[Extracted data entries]
═══

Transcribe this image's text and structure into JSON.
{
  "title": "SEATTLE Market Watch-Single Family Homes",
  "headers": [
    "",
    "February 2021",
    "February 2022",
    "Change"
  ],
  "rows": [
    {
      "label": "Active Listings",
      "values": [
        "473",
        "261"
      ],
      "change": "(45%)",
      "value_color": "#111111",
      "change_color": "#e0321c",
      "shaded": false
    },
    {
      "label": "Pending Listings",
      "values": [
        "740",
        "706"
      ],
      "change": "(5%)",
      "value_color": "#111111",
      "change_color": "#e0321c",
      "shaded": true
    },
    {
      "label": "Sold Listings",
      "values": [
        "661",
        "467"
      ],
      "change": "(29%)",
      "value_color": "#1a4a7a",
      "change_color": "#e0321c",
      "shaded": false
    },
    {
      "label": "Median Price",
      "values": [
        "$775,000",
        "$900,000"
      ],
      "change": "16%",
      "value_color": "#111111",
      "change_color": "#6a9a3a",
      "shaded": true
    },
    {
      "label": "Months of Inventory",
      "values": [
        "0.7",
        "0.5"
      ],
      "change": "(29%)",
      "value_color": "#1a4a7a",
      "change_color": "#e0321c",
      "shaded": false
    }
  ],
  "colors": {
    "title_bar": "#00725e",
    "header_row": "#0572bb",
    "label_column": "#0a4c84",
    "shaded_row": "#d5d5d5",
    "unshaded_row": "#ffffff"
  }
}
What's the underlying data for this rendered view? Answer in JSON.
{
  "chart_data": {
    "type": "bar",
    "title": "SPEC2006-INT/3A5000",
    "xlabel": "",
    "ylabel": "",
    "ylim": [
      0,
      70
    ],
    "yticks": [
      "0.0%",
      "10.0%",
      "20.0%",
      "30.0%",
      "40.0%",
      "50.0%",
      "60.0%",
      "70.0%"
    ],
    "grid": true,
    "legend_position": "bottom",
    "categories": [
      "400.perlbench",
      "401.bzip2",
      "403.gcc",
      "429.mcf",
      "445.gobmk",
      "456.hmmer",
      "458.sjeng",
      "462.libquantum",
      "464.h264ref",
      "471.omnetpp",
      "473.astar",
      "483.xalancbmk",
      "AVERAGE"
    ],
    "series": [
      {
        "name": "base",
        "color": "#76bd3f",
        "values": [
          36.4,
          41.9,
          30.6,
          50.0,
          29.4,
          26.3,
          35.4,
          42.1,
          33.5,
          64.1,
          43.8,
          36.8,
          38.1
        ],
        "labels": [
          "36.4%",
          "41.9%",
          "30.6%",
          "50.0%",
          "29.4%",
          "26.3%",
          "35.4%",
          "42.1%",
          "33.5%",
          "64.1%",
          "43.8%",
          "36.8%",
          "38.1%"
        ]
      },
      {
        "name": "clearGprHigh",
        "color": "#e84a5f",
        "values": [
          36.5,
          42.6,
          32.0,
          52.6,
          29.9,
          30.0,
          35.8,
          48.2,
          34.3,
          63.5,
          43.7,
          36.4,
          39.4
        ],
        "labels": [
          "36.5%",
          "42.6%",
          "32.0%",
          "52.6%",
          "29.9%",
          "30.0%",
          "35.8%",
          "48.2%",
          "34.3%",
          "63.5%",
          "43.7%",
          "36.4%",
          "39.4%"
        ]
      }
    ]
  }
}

═══

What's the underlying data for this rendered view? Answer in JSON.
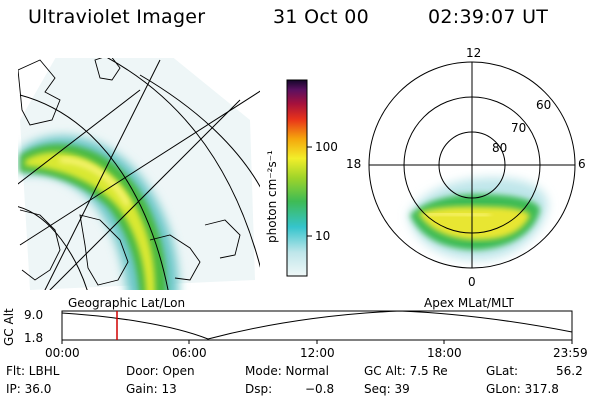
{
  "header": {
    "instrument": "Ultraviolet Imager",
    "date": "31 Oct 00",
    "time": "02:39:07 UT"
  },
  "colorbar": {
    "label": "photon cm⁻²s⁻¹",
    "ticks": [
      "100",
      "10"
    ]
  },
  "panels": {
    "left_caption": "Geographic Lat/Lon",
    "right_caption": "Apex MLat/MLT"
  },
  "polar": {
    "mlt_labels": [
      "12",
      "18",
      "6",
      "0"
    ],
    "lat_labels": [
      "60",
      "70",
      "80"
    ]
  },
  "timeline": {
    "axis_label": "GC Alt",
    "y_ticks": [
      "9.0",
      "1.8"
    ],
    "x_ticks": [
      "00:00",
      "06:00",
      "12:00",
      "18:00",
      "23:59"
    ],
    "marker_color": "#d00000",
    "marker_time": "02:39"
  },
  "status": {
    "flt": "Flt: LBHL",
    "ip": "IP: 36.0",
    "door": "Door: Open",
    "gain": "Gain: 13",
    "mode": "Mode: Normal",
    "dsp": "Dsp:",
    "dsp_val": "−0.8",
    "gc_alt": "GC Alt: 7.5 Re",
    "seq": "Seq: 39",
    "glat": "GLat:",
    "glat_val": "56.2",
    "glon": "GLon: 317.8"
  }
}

═══

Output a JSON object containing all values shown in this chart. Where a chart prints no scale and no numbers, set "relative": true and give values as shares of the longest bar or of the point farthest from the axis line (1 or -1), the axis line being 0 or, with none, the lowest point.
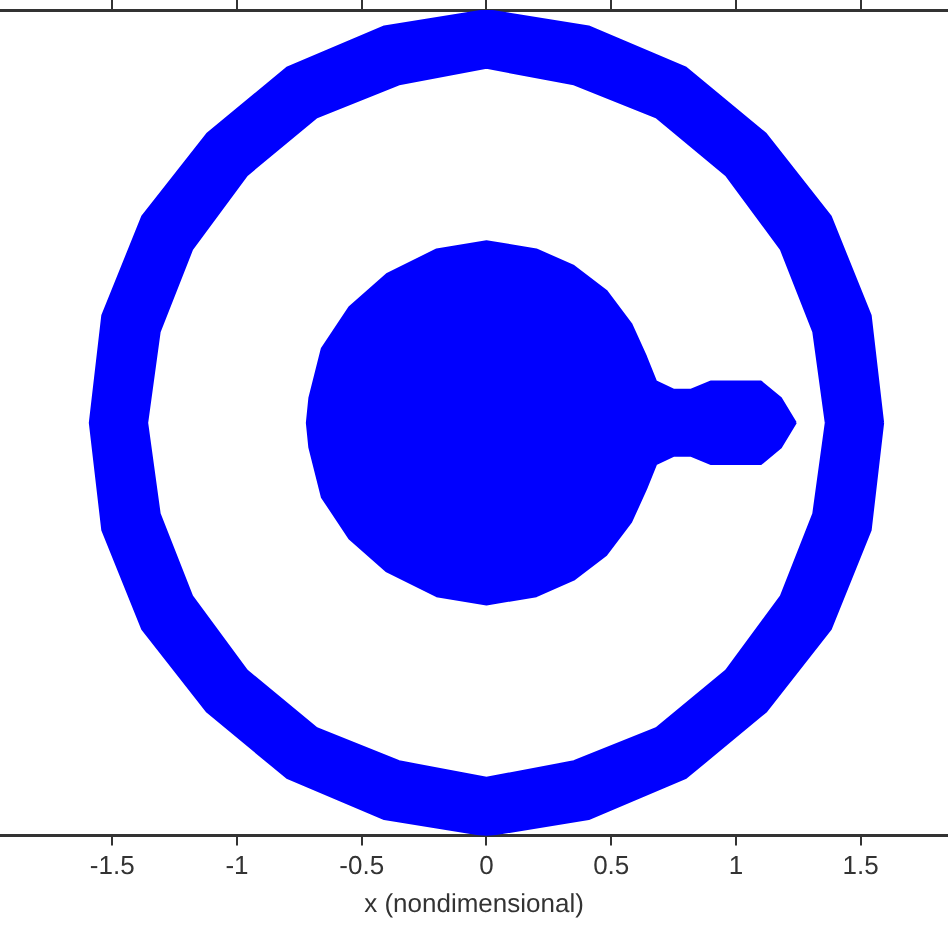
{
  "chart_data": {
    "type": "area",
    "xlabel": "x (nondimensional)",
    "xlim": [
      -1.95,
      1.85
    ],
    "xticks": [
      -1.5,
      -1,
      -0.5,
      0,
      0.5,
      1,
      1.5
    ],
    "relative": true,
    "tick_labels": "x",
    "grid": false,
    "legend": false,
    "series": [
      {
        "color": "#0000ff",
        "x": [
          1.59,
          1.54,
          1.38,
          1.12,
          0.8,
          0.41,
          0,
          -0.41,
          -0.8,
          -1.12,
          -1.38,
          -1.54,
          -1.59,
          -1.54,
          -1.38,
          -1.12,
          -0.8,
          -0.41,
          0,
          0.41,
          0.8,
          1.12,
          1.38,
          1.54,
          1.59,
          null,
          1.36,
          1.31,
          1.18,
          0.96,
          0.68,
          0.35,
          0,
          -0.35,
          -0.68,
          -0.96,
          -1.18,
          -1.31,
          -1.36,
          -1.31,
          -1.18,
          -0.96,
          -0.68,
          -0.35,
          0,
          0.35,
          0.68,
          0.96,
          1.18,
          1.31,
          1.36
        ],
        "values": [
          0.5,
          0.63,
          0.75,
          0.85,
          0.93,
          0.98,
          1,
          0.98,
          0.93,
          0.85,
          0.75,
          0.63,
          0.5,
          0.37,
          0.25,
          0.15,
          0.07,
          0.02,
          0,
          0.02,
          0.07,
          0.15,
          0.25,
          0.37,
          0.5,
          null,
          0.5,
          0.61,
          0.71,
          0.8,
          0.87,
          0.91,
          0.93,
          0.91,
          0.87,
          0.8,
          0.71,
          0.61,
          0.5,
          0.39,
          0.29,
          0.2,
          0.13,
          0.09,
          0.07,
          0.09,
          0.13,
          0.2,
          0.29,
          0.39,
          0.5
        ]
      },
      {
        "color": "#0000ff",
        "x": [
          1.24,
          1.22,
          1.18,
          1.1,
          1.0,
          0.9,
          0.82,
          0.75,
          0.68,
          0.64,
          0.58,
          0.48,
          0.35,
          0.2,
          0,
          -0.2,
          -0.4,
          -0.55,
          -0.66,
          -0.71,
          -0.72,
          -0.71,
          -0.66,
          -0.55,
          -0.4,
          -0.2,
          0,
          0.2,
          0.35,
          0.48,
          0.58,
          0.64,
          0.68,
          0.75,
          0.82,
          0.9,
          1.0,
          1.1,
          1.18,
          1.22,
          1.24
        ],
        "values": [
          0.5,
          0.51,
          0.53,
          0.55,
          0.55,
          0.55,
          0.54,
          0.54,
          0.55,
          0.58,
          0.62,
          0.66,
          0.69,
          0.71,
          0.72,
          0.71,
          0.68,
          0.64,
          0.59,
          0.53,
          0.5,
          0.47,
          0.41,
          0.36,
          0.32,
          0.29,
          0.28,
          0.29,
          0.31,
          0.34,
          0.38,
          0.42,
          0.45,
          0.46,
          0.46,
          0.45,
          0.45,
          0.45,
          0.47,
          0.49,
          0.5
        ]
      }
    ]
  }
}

═══

▶ Directions: Lines containing the string "Listings" are to be selected and copied.

▶ Exercise solution:
      "label": "Active Listings",
      "label": "Pending Listings",
      "label": "Sold Listings",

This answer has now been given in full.